(Stored items from a collection)
"""

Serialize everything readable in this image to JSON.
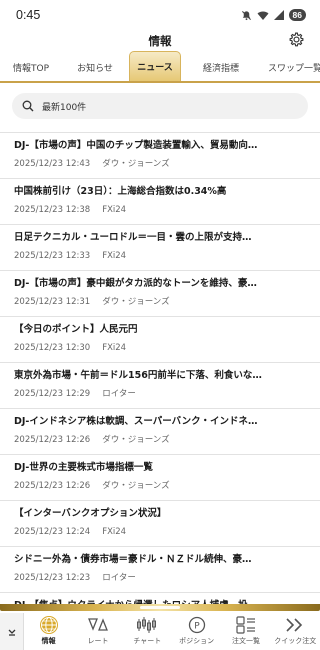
{
  "status_bar": {
    "time": "0:45",
    "battery": "86"
  },
  "header": {
    "title": "情報"
  },
  "tabs": [
    {
      "label": "情報TOP"
    },
    {
      "label": "お知らせ"
    },
    {
      "label": "ニュース",
      "active": true
    },
    {
      "label": "経済指標"
    },
    {
      "label": "スワップ一覧"
    }
  ],
  "search": {
    "placeholder": "最新100件"
  },
  "news": [
    {
      "title": "DJ-【市場の声】中国のチップ製造装置輸入、貿易動向…",
      "datetime": "2025/12/23 12:43",
      "source": "ダウ・ジョーンズ"
    },
    {
      "title": "中国株前引け（23日）：上海総合指数は0.34%高",
      "datetime": "2025/12/23 12:38",
      "source": "FXi24"
    },
    {
      "title": "日足テクニカル・ユーロドル＝一目・雲の上限が支持…",
      "datetime": "2025/12/23 12:33",
      "source": "FXi24"
    },
    {
      "title": "DJ-【市場の声】豪中銀がタカ派的なトーンを維持、豪…",
      "datetime": "2025/12/23 12:31",
      "source": "ダウ・ジョーンズ"
    },
    {
      "title": "【今日のポイント】人民元円",
      "datetime": "2025/12/23 12:30",
      "source": "FXi24"
    },
    {
      "title": "東京外為市場・午前＝ドル156円前半に下落、利食いな…",
      "datetime": "2025/12/23 12:29",
      "source": "ロイター"
    },
    {
      "title": "DJ-インドネシア株は軟調、スーパーバンク・インドネ…",
      "datetime": "2025/12/23 12:26",
      "source": "ダウ・ジョーンズ"
    },
    {
      "title": "DJ-世界の主要株式市場指標一覧",
      "datetime": "2025/12/23 12:26",
      "source": "ダウ・ジョーンズ"
    },
    {
      "title": "【インターバンクオプション状況】",
      "datetime": "2025/12/23 12:24",
      "source": "FXi24"
    },
    {
      "title": "シドニー外為・債券市場＝豪ドル・ＮＺドル続伸、豪…",
      "datetime": "2025/12/23 12:23",
      "source": "ロイター"
    },
    {
      "title": "DJ-【焦点】ウクライナから帰還したロシア人捕虜、投…",
      "datetime": "",
      "source": ""
    }
  ],
  "bottom_nav": [
    {
      "label": "情報",
      "icon": "globe-icon",
      "active": true
    },
    {
      "label": "レート",
      "icon": "rate-icon"
    },
    {
      "label": "チャート",
      "icon": "chart-icon"
    },
    {
      "label": "ポジション",
      "icon": "position-icon"
    },
    {
      "label": "注文一覧",
      "icon": "order-list-icon"
    },
    {
      "label": "クイック注文",
      "icon": "quick-order-icon"
    }
  ],
  "colors": {
    "accent_gold": "#c9a24a",
    "active_tab_bg": "#e6c875",
    "divider": "#e2e2e2"
  }
}
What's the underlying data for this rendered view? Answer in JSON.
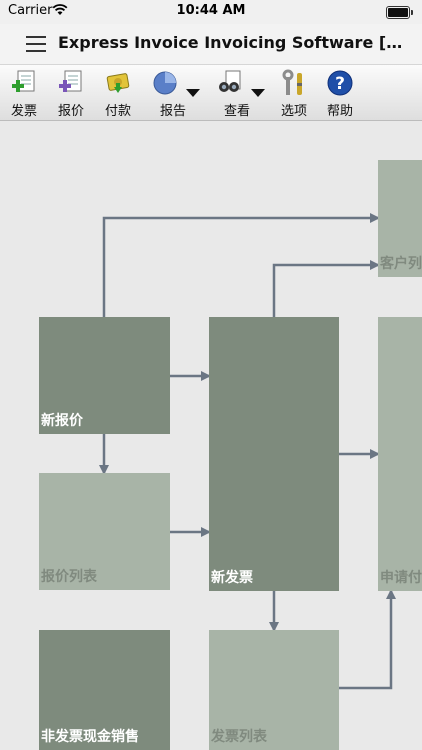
{
  "status": {
    "carrier": "Carrier",
    "time": "10:44 AM"
  },
  "titlebar": {
    "title": "Express Invoice Invoicing Software [Sher..."
  },
  "toolbar": {
    "items": [
      {
        "label": "发票",
        "icon": "new-invoice-icon"
      },
      {
        "label": "报价",
        "icon": "new-quote-icon"
      },
      {
        "label": "付款",
        "icon": "payment-icon"
      },
      {
        "label": "报告",
        "icon": "report-icon",
        "dropdown": true
      },
      {
        "label": "查看",
        "icon": "view-icon",
        "dropdown": true
      },
      {
        "label": "选项",
        "icon": "options-icon"
      },
      {
        "label": "帮助",
        "icon": "help-icon"
      }
    ]
  },
  "flow": {
    "nodes": {
      "new_quote": "新报价",
      "quote_list": "报价列表",
      "non_invoice_cash_sale": "非发票现金销售",
      "new_invoice": "新发票",
      "invoice_list": "发票列表",
      "customer_list": "客户列",
      "apply_payment": "申请付"
    }
  },
  "colors": {
    "node_dark": "#7e8b7d",
    "node_light": "#a8b4a7",
    "connector": "#6b7684",
    "background": "#e9e9e9"
  }
}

"""

_Aim of the task_
Filter the data, keeping only the lines that contain "view".

_The response_
What's the underlying data for this rendered view? Answer in JSON.
        "icon": "view-icon",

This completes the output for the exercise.